# Given problem
Give an exact copy of every line, leaving images out.

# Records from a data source
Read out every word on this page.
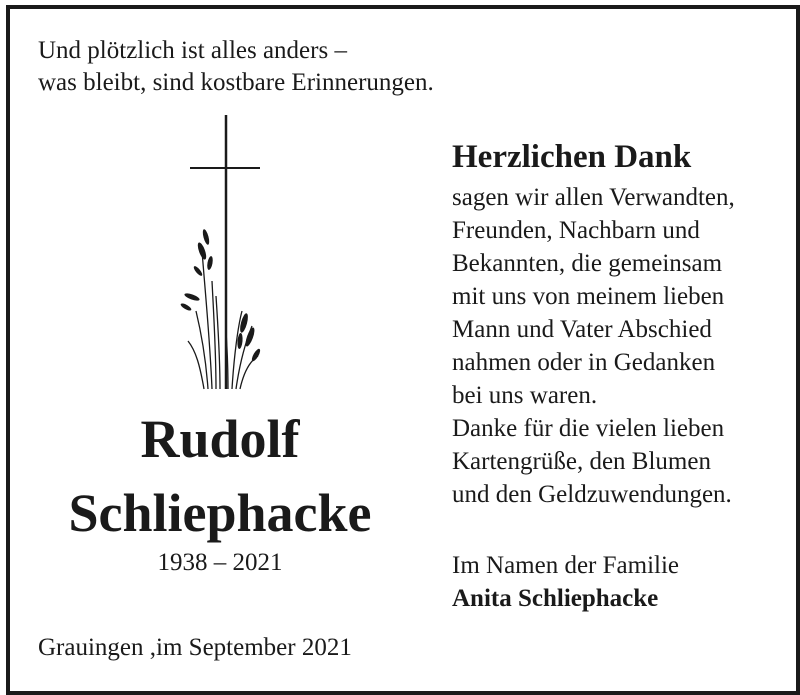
Und plötzlich ist alles anders –
was bleibt, sind kostbare Erinnerungen.
Rudolf
Schliephacke
1938 – 2021
Grauingen ,im September 2021
Herzlichen Dank
sagen wir allen Verwandten,
Freunden, Nachbarn und
Bekannten, die gemeinsam
mit uns von meinem lieben
Mann und Vater Abschied
nahmen oder in Gedanken
bei uns waren.
Danke für die vielen lieben
Kartengrüße, den Blumen
und den Geldzuwendungen.
Im Namen der Familie
Anita Schliephacke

# Written reply
Read out every word on this page.
Und plötzlich ist alles anders –
was bleibt, sind kostbare Erinnerungen.
Rudolf
Schliephacke
1938 – 2021
Grauingen ,im September 2021
Herzlichen Dank
sagen wir allen Verwandten,
Freunden, Nachbarn und
Bekannten, die gemeinsam
mit uns von meinem lieben
Mann und Vater Abschied
nahmen oder in Gedanken
bei uns waren.
Danke für die vielen lieben
Kartengrüße, den Blumen
und den Geldzuwendungen.
Im Namen der Familie
Anita Schliephacke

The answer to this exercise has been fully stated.